**Excerpt to read**
--*--

Manifestos and expositions 

Anarchism is a living project which has continued to evolve as social conditions have changed. The following are examples of anarchist manifestos and essays produced during various time periods, each expressing different interpretations and proposals for anarchist philosophy.
 (1840–1914)
 Anarchist Manifesto (1850) by Anselme Bellegarrigue
 State Socialism and Anarchism (1886) by Benjamin Tucker
 The Principles of Anarchism () by Lucy Parsons
 Anarchy (1891) by Errico Malatesta
 The Soul of Man under Socialism (1891) by Oscar Wilde
 Anarchy Defended by Anarchists (1896) by Emma Goldman and Johann Most
 (1914–1984)
 Anarchism and Our Times (1925) by Nestor Makhno
 Organizational Platform of the General Union of Anarchists (Draft) (1926) by Dielo Truda
 What's Anarchism? (1932) by Hippolyte Havel
 The Philosophy of Anarchism (1940) by Herbert Read
 Anarchism: Past and Present (1980) by Murray Bookchin
 (1985–present)
 Anarchism and Other Impediments to Anarchy (1985) by Bob Black
 Listen, Anarchist! (1987) by Chaz Bufe
 Social Anarchism or Lifestyle Anarchism: An Unbridgeable Chasm (1994) by Murray Bookchin
 The Anarchist Tension (1996) by Alfredo M. Bonanno
 An Anarchist FAQ (2008)

Anarchist schools of thought 

Anarchism has many heterogeneous and diverse schools of thought, united by a common opposition to compulsory rule. Anarchist schools are characterized by "the belief that government is both harmful and unnecessary", but may differ fundamentally, supporting anything from extreme individualism to complete collectivism. Regardless, some are viewed as being compatible, and it is not uncommon for individuals to subscribe to more than one. Some of the following terms do not refer to specific branches of anarchist thought, but rather are generic labels applied to various branches, they are marked as umbrella terms.

Classical 
 Individualist anarchism (umbrella term) – several traditions of thought that emphasize the individual and their will over any kinds of external determinants such as groups, society, traditions and ideological systems.
 Philosophical anarchism – according to The Blackwell Dictionary of Modern Social Thought, philosophical anarchism "is a component especially of individualist anarchism". This tendency contends that the state lacks moral legitimacy and there is no individual obligation or duty to obey the state, which conversely, has no right to command individuals, but does not advocates revolution to eliminate the state.

--*--

**Data**

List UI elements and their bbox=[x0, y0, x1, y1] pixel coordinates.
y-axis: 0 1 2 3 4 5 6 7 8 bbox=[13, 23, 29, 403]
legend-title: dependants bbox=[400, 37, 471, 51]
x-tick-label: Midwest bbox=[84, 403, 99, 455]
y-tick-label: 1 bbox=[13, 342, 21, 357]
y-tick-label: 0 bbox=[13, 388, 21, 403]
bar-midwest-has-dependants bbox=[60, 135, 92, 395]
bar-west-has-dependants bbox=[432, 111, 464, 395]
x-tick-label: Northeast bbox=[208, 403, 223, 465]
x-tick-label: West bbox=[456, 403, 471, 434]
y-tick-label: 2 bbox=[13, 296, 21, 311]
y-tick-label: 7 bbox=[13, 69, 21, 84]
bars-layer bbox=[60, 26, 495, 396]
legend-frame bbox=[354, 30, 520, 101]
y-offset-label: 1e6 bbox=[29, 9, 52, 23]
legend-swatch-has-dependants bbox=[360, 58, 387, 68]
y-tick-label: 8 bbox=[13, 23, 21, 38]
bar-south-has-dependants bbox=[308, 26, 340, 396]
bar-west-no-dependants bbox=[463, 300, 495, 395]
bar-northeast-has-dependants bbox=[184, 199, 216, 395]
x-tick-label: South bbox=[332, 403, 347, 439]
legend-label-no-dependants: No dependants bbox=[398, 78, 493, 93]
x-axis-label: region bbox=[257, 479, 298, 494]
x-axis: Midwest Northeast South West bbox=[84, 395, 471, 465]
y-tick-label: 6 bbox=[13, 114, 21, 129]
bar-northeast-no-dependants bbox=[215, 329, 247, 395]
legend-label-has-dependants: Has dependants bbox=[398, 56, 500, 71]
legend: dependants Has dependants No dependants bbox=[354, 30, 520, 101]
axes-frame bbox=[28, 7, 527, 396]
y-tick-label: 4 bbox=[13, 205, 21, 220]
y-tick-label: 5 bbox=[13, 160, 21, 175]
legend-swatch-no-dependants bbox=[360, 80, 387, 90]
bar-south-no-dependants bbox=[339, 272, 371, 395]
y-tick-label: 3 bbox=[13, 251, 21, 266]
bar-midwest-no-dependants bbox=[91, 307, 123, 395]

--*--

**Work instruction 1**
In the anarchism text, what do anarchism's many schools of thought share?
**Work instruction 2**
Write out the anarchism text between "Manifestos and expositions" and "(1840–1914)", inclusive, substituting "movement" for "project".

**Task answer 1**
A common opposition to compulsory rule.

**Task answer 2**
Manifestos and expositions 

Anarchism is a living movement which has continued to evolve as social conditions have changed. The following are examples of anarchist manifestos and essays produced during various time periods, each expressing different interpretations and proposals for anarchist philosophy.
 (1840–1914)